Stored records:
════════════════
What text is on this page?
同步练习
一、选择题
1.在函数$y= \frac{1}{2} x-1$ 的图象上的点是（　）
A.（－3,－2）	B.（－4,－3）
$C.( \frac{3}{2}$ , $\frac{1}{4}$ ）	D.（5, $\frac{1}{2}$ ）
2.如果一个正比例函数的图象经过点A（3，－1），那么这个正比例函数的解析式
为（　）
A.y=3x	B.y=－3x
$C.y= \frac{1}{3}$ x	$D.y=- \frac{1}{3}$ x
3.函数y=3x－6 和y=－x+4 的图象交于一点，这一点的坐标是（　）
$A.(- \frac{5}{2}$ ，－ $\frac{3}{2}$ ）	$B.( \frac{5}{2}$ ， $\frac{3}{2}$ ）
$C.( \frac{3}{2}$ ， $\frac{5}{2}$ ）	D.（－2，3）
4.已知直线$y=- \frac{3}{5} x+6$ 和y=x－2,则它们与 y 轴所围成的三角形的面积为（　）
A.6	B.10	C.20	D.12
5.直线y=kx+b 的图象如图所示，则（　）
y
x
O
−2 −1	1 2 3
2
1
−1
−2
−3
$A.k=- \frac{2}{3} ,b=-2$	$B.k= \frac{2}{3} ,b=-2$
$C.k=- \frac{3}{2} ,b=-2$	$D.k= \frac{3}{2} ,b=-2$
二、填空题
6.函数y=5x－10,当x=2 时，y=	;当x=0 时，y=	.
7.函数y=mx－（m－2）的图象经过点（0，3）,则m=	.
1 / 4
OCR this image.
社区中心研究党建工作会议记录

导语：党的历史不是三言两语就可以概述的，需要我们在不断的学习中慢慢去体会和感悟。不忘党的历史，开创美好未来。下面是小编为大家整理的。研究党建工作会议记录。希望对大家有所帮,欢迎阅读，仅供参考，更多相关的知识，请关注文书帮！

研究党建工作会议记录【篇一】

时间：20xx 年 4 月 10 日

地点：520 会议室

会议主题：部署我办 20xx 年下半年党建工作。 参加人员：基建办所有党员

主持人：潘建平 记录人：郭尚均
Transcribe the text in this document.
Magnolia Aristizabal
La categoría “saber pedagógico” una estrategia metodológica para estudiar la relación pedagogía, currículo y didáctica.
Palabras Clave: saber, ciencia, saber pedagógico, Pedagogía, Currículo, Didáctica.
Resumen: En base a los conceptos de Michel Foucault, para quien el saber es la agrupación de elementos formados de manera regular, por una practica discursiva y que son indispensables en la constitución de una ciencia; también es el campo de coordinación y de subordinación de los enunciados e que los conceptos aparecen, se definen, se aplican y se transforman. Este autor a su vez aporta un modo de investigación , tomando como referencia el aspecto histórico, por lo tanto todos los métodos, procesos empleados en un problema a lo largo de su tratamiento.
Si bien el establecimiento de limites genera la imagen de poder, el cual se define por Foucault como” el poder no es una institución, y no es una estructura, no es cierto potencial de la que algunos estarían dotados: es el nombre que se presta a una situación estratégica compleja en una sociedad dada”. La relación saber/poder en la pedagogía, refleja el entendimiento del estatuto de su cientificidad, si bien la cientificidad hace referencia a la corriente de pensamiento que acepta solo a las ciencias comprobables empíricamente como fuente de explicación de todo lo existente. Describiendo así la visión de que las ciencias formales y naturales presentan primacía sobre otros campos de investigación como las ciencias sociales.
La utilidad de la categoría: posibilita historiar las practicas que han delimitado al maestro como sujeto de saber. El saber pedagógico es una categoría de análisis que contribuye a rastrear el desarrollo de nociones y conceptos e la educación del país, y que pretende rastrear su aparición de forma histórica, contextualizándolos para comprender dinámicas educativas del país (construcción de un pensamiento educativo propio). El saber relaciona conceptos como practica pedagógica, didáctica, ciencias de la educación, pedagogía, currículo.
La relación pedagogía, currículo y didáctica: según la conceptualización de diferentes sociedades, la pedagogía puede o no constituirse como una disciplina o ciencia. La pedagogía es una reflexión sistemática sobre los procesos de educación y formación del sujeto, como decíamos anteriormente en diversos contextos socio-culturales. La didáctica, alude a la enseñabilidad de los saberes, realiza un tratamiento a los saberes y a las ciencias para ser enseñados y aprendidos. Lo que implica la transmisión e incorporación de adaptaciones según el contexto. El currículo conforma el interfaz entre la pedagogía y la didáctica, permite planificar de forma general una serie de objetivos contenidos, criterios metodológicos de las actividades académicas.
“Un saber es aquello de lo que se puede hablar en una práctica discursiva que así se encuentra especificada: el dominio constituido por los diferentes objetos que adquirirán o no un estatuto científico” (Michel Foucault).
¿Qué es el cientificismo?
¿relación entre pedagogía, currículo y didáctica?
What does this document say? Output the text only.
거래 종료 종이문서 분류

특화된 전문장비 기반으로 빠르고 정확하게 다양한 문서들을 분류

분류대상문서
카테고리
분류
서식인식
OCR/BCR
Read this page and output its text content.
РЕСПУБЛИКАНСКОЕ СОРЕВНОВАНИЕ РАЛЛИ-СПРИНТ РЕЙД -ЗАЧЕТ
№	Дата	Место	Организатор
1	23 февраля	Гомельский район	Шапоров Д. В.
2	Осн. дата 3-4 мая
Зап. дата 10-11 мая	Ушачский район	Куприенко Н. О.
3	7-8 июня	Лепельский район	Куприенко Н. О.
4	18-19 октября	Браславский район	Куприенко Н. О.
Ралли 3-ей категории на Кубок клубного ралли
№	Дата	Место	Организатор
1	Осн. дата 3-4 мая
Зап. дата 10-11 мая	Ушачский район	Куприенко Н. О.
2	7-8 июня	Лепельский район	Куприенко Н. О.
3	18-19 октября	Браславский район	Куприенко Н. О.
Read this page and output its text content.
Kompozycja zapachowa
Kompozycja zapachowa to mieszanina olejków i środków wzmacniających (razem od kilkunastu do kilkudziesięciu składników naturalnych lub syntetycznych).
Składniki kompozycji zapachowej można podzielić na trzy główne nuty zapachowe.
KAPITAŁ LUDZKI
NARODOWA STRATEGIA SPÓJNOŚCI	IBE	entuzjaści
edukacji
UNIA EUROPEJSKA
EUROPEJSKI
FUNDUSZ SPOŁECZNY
════════════════
- _Your goal_:
Take the entries above and copy them out exactly.

- _Response_:
What text is on this page?
同步练习
一、选择题
1.在函数$y= \frac{1}{2} x-1$ 的图象上的点是（　）
A.（－3,－2）	B.（－4,－3）
$C.( \frac{3}{2}$ , $\frac{1}{4}$ ）	D.（5, $\frac{1}{2}$ ）
2.如果一个正比例函数的图象经过点A（3，－1），那么这个正比例函数的解析式
为（　）
A.y=3x	B.y=－3x
$C.y= \frac{1}{3}$ x	$D.y=- \frac{1}{3}$ x
3.函数y=3x－6 和y=－x+4 的图象交于一点，这一点的坐标是（　）
$A.(- \frac{5}{2}$ ，－ $\frac{3}{2}$ ）	$B.( \frac{5}{2}$ ， $\frac{3}{2}$ ）
$C.( \frac{3}{2}$ ， $\frac{5}{2}$ ）	D.（－2，3）
4.已知直线$y=- \frac{3}{5} x+6$ 和y=x－2,则它们与 y 轴所围成的三角形的面积为（　）
A.6	B.10	C.20	D.12
5.直线y=kx+b 的图象如图所示，则（　）
y
x
O
−2 −1	1 2 3
2
1
−1
−2
−3
$A.k=- \frac{2}{3} ,b=-2$	$B.k= \frac{2}{3} ,b=-2$
$C.k=- \frac{3}{2} ,b=-2$	$D.k= \frac{3}{2} ,b=-2$
二、填空题
6.函数y=5x－10,当x=2 时，y=	;当x=0 时，y=	.
7.函数y=mx－（m－2）的图象经过点（0，3）,则m=	.
1 / 4
OCR this image.
社区中心研究党建工作会议记录

导语：党的历史不是三言两语就可以概述的，需要我们在不断的学习中慢慢去体会和感悟。不忘党的历史，开创美好未来。下面是小编为大家整理的。研究党建工作会议记录。希望对大家有所帮,欢迎阅读，仅供参考，更多相关的知识，请关注文书帮！

研究党建工作会议记录【篇一】

时间：20xx 年 4 月 10 日

地点：520 会议室

会议主题：部署我办 20xx 年下半年党建工作。 参加人员：基建办所有党员

主持人：潘建平 记录人：郭尚均
Transcribe the text in this document.
Magnolia Aristizabal
La categoría “saber pedagógico” una estrategia metodológica para estudiar la relación pedagogía, currículo y didáctica.
Palabras Clave: saber, ciencia, saber pedagógico, Pedagogía, Currículo, Didáctica.
Resumen: En base a los conceptos de Michel Foucault, para quien el saber es la agrupación de elementos formados de manera regular, por una practica discursiva y que son indispensables en la constitución de una ciencia; también es el campo de coordinación y de subordinación de los enunciados e que los conceptos aparecen, se definen, se aplican y se transforman. Este autor a su vez aporta un modo de investigación , tomando como referencia el aspecto histórico, por lo tanto todos los métodos, procesos empleados en un problema a lo largo de su tratamiento.
Si bien el establecimiento de limites genera la imagen de poder, el cual se define por Foucault como” el poder no es una institución, y no es una estructura, no es cierto potencial de la que algunos estarían dotados: es el nombre que se presta a una situación estratégica compleja en una sociedad dada”. La relación saber/poder en la pedagogía, refleja el entendimiento del estatuto de su cientificidad, si bien la cientificidad hace referencia a la corriente de pensamiento que acepta solo a las ciencias comprobables empíricamente como fuente de explicación de todo lo existente. Describiendo así la visión de que las ciencias formales y naturales presentan primacía sobre otros campos de investigación como las ciencias sociales.
La utilidad de la categoría: posibilita historiar las practicas que han delimitado al maestro como sujeto de saber. El saber pedagógico es una categoría de análisis que contribuye a rastrear el desarrollo de nociones y conceptos e la educación del país, y que pretende rastrear su aparición de forma histórica, contextualizándolos para comprender dinámicas educativas del país (construcción de un pensamiento educativo propio). El saber relaciona conceptos como practica pedagógica, didáctica, ciencias de la educación, pedagogía, currículo.
La relación pedagogía, currículo y didáctica: según la conceptualización de diferentes sociedades, la pedagogía puede o no constituirse como una disciplina o ciencia. La pedagogía es una reflexión sistemática sobre los procesos de educación y formación del sujeto, como decíamos anteriormente en diversos contextos socio-culturales. La didáctica, alude a la enseñabilidad de los saberes, realiza un tratamiento a los saberes y a las ciencias para ser enseñados y aprendidos. Lo que implica la transmisión e incorporación de adaptaciones según el contexto. El currículo conforma el interfaz entre la pedagogía y la didáctica, permite planificar de forma general una serie de objetivos contenidos, criterios metodológicos de las actividades académicas.
“Un saber es aquello de lo que se puede hablar en una práctica discursiva que así se encuentra especificada: el dominio constituido por los diferentes objetos que adquirirán o no un estatuto científico” (Michel Foucault).
¿Qué es el cientificismo?
¿relación entre pedagogía, currículo y didáctica?
What does this document say? Output the text only.
거래 종료 종이문서 분류

특화된 전문장비 기반으로 빠르고 정확하게 다양한 문서들을 분류

분류대상문서
카테고리
분류
서식인식
OCR/BCR
Read this page and output its text content.
РЕСПУБЛИКАНСКОЕ СОРЕВНОВАНИЕ РАЛЛИ-СПРИНТ РЕЙД -ЗАЧЕТ
№	Дата	Место	Организатор
1	23 февраля	Гомельский район	Шапоров Д. В.
2	Осн. дата 3-4 мая
Зап. дата 10-11 мая	Ушачский район	Куприенко Н. О.
3	7-8 июня	Лепельский район	Куприенко Н. О.
4	18-19 октября	Браславский район	Куприенко Н. О.
Ралли 3-ей категории на Кубок клубного ралли
№	Дата	Место	Организатор
1	Осн. дата 3-4 мая
Зап. дата 10-11 мая	Ушачский район	Куприенко Н. О.
2	7-8 июня	Лепельский район	Куприенко Н. О.
3	18-19 октября	Браславский район	Куприенко Н. О.
Read this page and output its text content.
Kompozycja zapachowa
Kompozycja zapachowa to mieszanina olejków i środków wzmacniających (razem od kilkunastu do kilkudziesięciu składników naturalnych lub syntetycznych).
Składniki kompozycji zapachowej można podzielić na trzy główne nuty zapachowe.
KAPITAŁ LUDZKI
NARODOWA STRATEGIA SPÓJNOŚCI	IBE	entuzjaści
edukacji
UNIA EUROPEJSKA
EUROPEJSKI
FUNDUSZ SPOŁECZNY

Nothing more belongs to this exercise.